The problem
Copy each line in which the string "JSON" occurs.
___
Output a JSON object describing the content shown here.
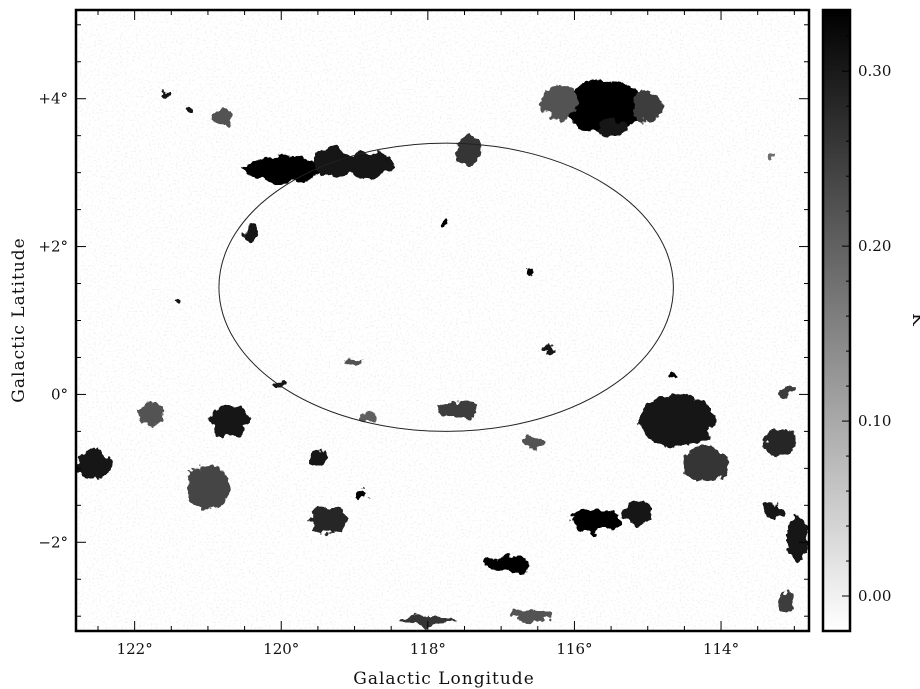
{
  "chart_data": {
    "type": "heatmap",
    "title": "",
    "xlabel": "Galactic Longitude",
    "ylabel": "Galactic Latitude",
    "xlim": [
      122.8,
      112.8
    ],
    "ylim": [
      -3.2,
      5.2
    ],
    "x_ticks": [
      {
        "value": 122,
        "label": "122°"
      },
      {
        "value": 120,
        "label": "120°"
      },
      {
        "value": 118,
        "label": "118°"
      },
      {
        "value": 116,
        "label": "116°"
      },
      {
        "value": 114,
        "label": "114°"
      }
    ],
    "y_ticks": [
      {
        "value": -2,
        "label": "−2°"
      },
      {
        "value": 0,
        "label": "0°"
      },
      {
        "value": 2,
        "label": "+2°"
      },
      {
        "value": 4,
        "label": "+4°"
      }
    ],
    "colorbar": {
      "label": "K",
      "range": [
        -0.02,
        0.335
      ],
      "colormap": "grayscale-inverted",
      "ticks": [
        {
          "value": 0.0,
          "label": "0.00"
        },
        {
          "value": 0.1,
          "label": "0.10"
        },
        {
          "value": 0.2,
          "label": "0.20"
        },
        {
          "value": 0.3,
          "label": "0.30"
        }
      ]
    },
    "annotations": [
      {
        "type": "ellipse",
        "center_l": 117.75,
        "center_b": 1.45,
        "semi_axis_l": 3.1,
        "semi_axis_b": 1.95
      }
    ],
    "features": [
      {
        "l": 115.6,
        "b": 3.9,
        "rx": 0.55,
        "ry": 0.35,
        "v": 0.33
      },
      {
        "l": 115.0,
        "b": 3.9,
        "rx": 0.2,
        "ry": 0.22,
        "v": 0.25
      },
      {
        "l": 116.2,
        "b": 3.95,
        "rx": 0.25,
        "ry": 0.25,
        "v": 0.22
      },
      {
        "l": 119.95,
        "b": 3.05,
        "rx": 0.55,
        "ry": 0.18,
        "v": 0.33
      },
      {
        "l": 119.3,
        "b": 3.15,
        "rx": 0.25,
        "ry": 0.2,
        "v": 0.3
      },
      {
        "l": 118.8,
        "b": 3.1,
        "rx": 0.35,
        "ry": 0.18,
        "v": 0.3
      },
      {
        "l": 117.45,
        "b": 3.3,
        "rx": 0.18,
        "ry": 0.2,
        "v": 0.26
      },
      {
        "l": 120.8,
        "b": 3.75,
        "rx": 0.12,
        "ry": 0.12,
        "v": 0.22
      },
      {
        "l": 120.4,
        "b": 2.2,
        "rx": 0.1,
        "ry": 0.12,
        "v": 0.3
      },
      {
        "l": 117.75,
        "b": 2.3,
        "rx": 0.06,
        "ry": 0.07,
        "v": 0.33
      },
      {
        "l": 116.6,
        "b": 1.65,
        "rx": 0.05,
        "ry": 0.05,
        "v": 0.33
      },
      {
        "l": 121.4,
        "b": 1.25,
        "rx": 0.08,
        "ry": 0.05,
        "v": 0.3
      },
      {
        "l": 116.35,
        "b": 0.6,
        "rx": 0.07,
        "ry": 0.06,
        "v": 0.3
      },
      {
        "l": 114.6,
        "b": -0.35,
        "rx": 0.5,
        "ry": 0.35,
        "v": 0.3
      },
      {
        "l": 113.2,
        "b": -0.65,
        "rx": 0.2,
        "ry": 0.2,
        "v": 0.28
      },
      {
        "l": 114.2,
        "b": -0.95,
        "rx": 0.3,
        "ry": 0.25,
        "v": 0.26
      },
      {
        "l": 115.7,
        "b": -1.7,
        "rx": 0.35,
        "ry": 0.15,
        "v": 0.33
      },
      {
        "l": 115.15,
        "b": -1.6,
        "rx": 0.2,
        "ry": 0.15,
        "v": 0.3
      },
      {
        "l": 116.9,
        "b": -2.3,
        "rx": 0.3,
        "ry": 0.12,
        "v": 0.33
      },
      {
        "l": 119.35,
        "b": -1.7,
        "rx": 0.25,
        "ry": 0.18,
        "v": 0.28
      },
      {
        "l": 118.9,
        "b": -1.35,
        "rx": 0.08,
        "ry": 0.07,
        "v": 0.33
      },
      {
        "l": 121.0,
        "b": -1.25,
        "rx": 0.3,
        "ry": 0.3,
        "v": 0.24
      },
      {
        "l": 121.8,
        "b": -0.25,
        "rx": 0.2,
        "ry": 0.15,
        "v": 0.22
      },
      {
        "l": 120.7,
        "b": -0.35,
        "rx": 0.28,
        "ry": 0.22,
        "v": 0.3
      },
      {
        "l": 122.55,
        "b": -0.95,
        "rx": 0.25,
        "ry": 0.2,
        "v": 0.3
      },
      {
        "l": 112.95,
        "b": -1.95,
        "rx": 0.15,
        "ry": 0.3,
        "v": 0.3
      },
      {
        "l": 113.3,
        "b": -1.55,
        "rx": 0.12,
        "ry": 0.1,
        "v": 0.3
      },
      {
        "l": 117.6,
        "b": -0.2,
        "rx": 0.25,
        "ry": 0.12,
        "v": 0.25
      },
      {
        "l": 118.8,
        "b": -0.3,
        "rx": 0.12,
        "ry": 0.06,
        "v": 0.2
      },
      {
        "l": 119.5,
        "b": -0.85,
        "rx": 0.1,
        "ry": 0.12,
        "v": 0.3
      },
      {
        "l": 116.55,
        "b": -0.65,
        "rx": 0.15,
        "ry": 0.08,
        "v": 0.22
      },
      {
        "l": 115.5,
        "b": 3.6,
        "rx": 0.2,
        "ry": 0.12,
        "v": 0.3
      },
      {
        "l": 114.65,
        "b": 0.25,
        "rx": 0.06,
        "ry": 0.06,
        "v": 0.33
      },
      {
        "l": 113.1,
        "b": 0.05,
        "rx": 0.08,
        "ry": 0.08,
        "v": 0.25
      },
      {
        "l": 118.0,
        "b": -3.05,
        "rx": 0.4,
        "ry": 0.06,
        "v": 0.26
      },
      {
        "l": 116.6,
        "b": -3.0,
        "rx": 0.3,
        "ry": 0.08,
        "v": 0.22
      },
      {
        "l": 113.1,
        "b": -2.8,
        "rx": 0.1,
        "ry": 0.15,
        "v": 0.25
      },
      {
        "l": 113.3,
        "b": 3.2,
        "rx": 0.05,
        "ry": 0.08,
        "v": 0.18
      },
      {
        "l": 120.05,
        "b": 0.15,
        "rx": 0.1,
        "ry": 0.05,
        "v": 0.3
      },
      {
        "l": 119.0,
        "b": 0.45,
        "rx": 0.1,
        "ry": 0.05,
        "v": 0.22
      },
      {
        "l": 121.6,
        "b": 4.05,
        "rx": 0.05,
        "ry": 0.05,
        "v": 0.3
      },
      {
        "l": 121.25,
        "b": 3.85,
        "rx": 0.06,
        "ry": 0.05,
        "v": 0.3
      }
    ]
  }
}
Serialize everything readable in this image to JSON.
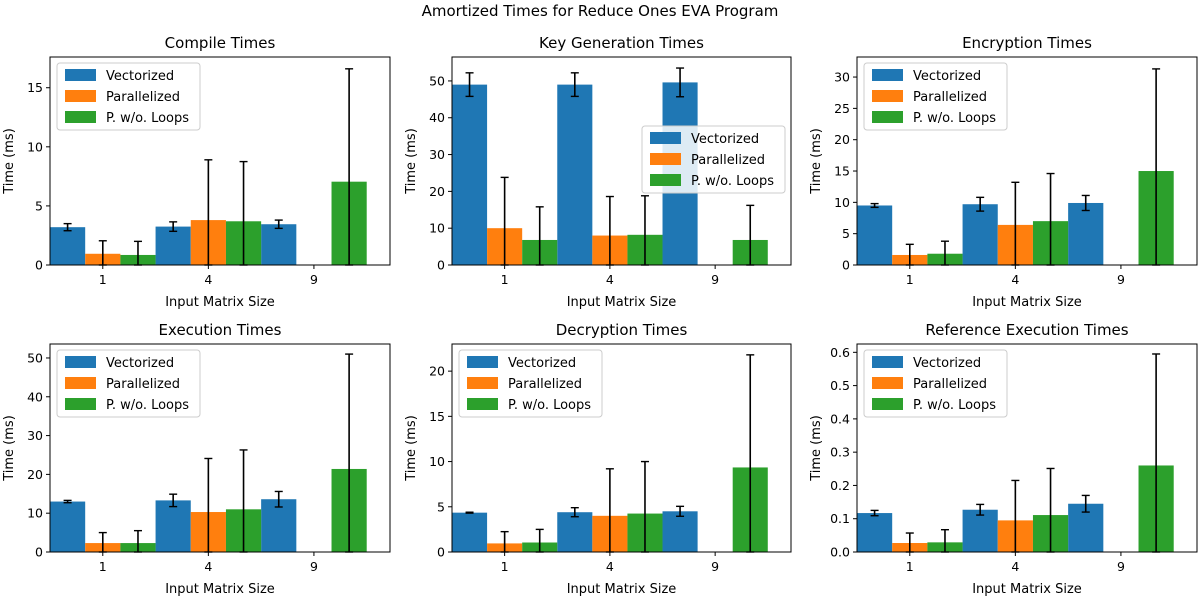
{
  "figure": {
    "title": "Amortized Times for Reduce Ones EVA Program"
  },
  "colors": {
    "Vectorized": "#1f77b4",
    "Parallelized": "#ff7f0e",
    "P. w/o. Loops": "#2ca02c",
    "errorbar": "#000000"
  },
  "chart_data": [
    {
      "type": "bar",
      "title": "Compile Times",
      "xlabel": "Input Matrix Size",
      "ylabel": "Time (ms)",
      "categories": [
        "1",
        "4",
        "9"
      ],
      "ylim": [
        0,
        17.6
      ],
      "yticks": [
        0,
        5,
        10,
        15
      ],
      "legend_position": "upper-left",
      "series": [
        {
          "name": "Vectorized",
          "values": [
            3.2,
            3.25,
            3.45
          ],
          "errors": [
            0.3,
            0.4,
            0.35
          ]
        },
        {
          "name": "Parallelized",
          "values": [
            0.95,
            3.8,
            null
          ],
          "errors": [
            1.1,
            5.1,
            null
          ]
        },
        {
          "name": "P. w/o. Loops",
          "values": [
            0.85,
            3.7,
            7.05
          ],
          "errors": [
            1.15,
            5.05,
            9.55
          ]
        }
      ]
    },
    {
      "type": "bar",
      "title": "Key Generation Times",
      "xlabel": "Input Matrix Size",
      "ylabel": "Time (ms)",
      "categories": [
        "1",
        "4",
        "9"
      ],
      "ylim": [
        0,
        56.5
      ],
      "yticks": [
        0,
        10,
        20,
        30,
        40,
        50
      ],
      "legend_position": "center-right",
      "series": [
        {
          "name": "Vectorized",
          "values": [
            49.0,
            49.0,
            49.6
          ],
          "errors": [
            3.2,
            3.2,
            3.9
          ]
        },
        {
          "name": "Parallelized",
          "values": [
            10.0,
            8.0,
            null
          ],
          "errors": [
            13.8,
            10.6,
            null
          ]
        },
        {
          "name": "P. w/o. Loops",
          "values": [
            6.8,
            8.2,
            6.8
          ],
          "errors": [
            9.0,
            10.6,
            9.4
          ]
        }
      ]
    },
    {
      "type": "bar",
      "title": "Encryption Times",
      "xlabel": "Input Matrix Size",
      "ylabel": "Time (ms)",
      "categories": [
        "1",
        "4",
        "9"
      ],
      "ylim": [
        0,
        33.2
      ],
      "yticks": [
        0,
        5,
        10,
        15,
        20,
        25,
        30
      ],
      "legend_position": "upper-left",
      "series": [
        {
          "name": "Vectorized",
          "values": [
            9.5,
            9.7,
            9.9
          ],
          "errors": [
            0.3,
            1.1,
            1.2
          ]
        },
        {
          "name": "Parallelized",
          "values": [
            1.6,
            6.4,
            null
          ],
          "errors": [
            1.7,
            6.8,
            null
          ]
        },
        {
          "name": "P. w/o. Loops",
          "values": [
            1.8,
            7.0,
            15.0
          ],
          "errors": [
            2.0,
            7.6,
            16.3
          ]
        }
      ]
    },
    {
      "type": "bar",
      "title": "Execution Times",
      "xlabel": "Input Matrix Size",
      "ylabel": "Time (ms)",
      "categories": [
        "1",
        "4",
        "9"
      ],
      "ylim": [
        0,
        53.6
      ],
      "yticks": [
        0,
        10,
        20,
        30,
        40,
        50
      ],
      "legend_position": "upper-left",
      "series": [
        {
          "name": "Vectorized",
          "values": [
            13.0,
            13.3,
            13.6
          ],
          "errors": [
            0.3,
            1.6,
            2.0
          ]
        },
        {
          "name": "Parallelized",
          "values": [
            2.3,
            10.3,
            null
          ],
          "errors": [
            2.7,
            13.8,
            null
          ]
        },
        {
          "name": "P. w/o. Loops",
          "values": [
            2.3,
            11.0,
            21.4
          ],
          "errors": [
            3.2,
            15.3,
            29.6
          ]
        }
      ]
    },
    {
      "type": "bar",
      "title": "Decryption Times",
      "xlabel": "Input Matrix Size",
      "ylabel": "Time (ms)",
      "categories": [
        "1",
        "4",
        "9"
      ],
      "ylim": [
        0,
        23.0
      ],
      "yticks": [
        0,
        5,
        10,
        15,
        20
      ],
      "legend_position": "upper-left",
      "series": [
        {
          "name": "Vectorized",
          "values": [
            4.35,
            4.4,
            4.5
          ],
          "errors": [
            0.05,
            0.5,
            0.55
          ]
        },
        {
          "name": "Parallelized",
          "values": [
            0.95,
            4.0,
            null
          ],
          "errors": [
            1.3,
            5.2,
            null
          ]
        },
        {
          "name": "P. w/o. Loops",
          "values": [
            1.05,
            4.25,
            9.35
          ],
          "errors": [
            1.45,
            5.75,
            12.45
          ]
        }
      ]
    },
    {
      "type": "bar",
      "title": "Reference Execution Times",
      "xlabel": "Input Matrix Size",
      "ylabel": "Time (ms)",
      "categories": [
        "1",
        "4",
        "9"
      ],
      "ylim": [
        0,
        0.625
      ],
      "yticks": [
        0.0,
        0.1,
        0.2,
        0.3,
        0.4,
        0.5,
        0.6
      ],
      "legend_position": "upper-left",
      "series": [
        {
          "name": "Vectorized",
          "values": [
            0.117,
            0.127,
            0.145
          ],
          "errors": [
            0.008,
            0.016,
            0.025
          ]
        },
        {
          "name": "Parallelized",
          "values": [
            0.027,
            0.095,
            null
          ],
          "errors": [
            0.03,
            0.12,
            null
          ]
        },
        {
          "name": "P. w/o. Loops",
          "values": [
            0.029,
            0.111,
            0.26
          ],
          "errors": [
            0.038,
            0.14,
            0.335
          ]
        }
      ]
    }
  ]
}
___
Result of the exercise
Output a JSON object describing the content shown here.
Serialize everything readable in this image to JSON.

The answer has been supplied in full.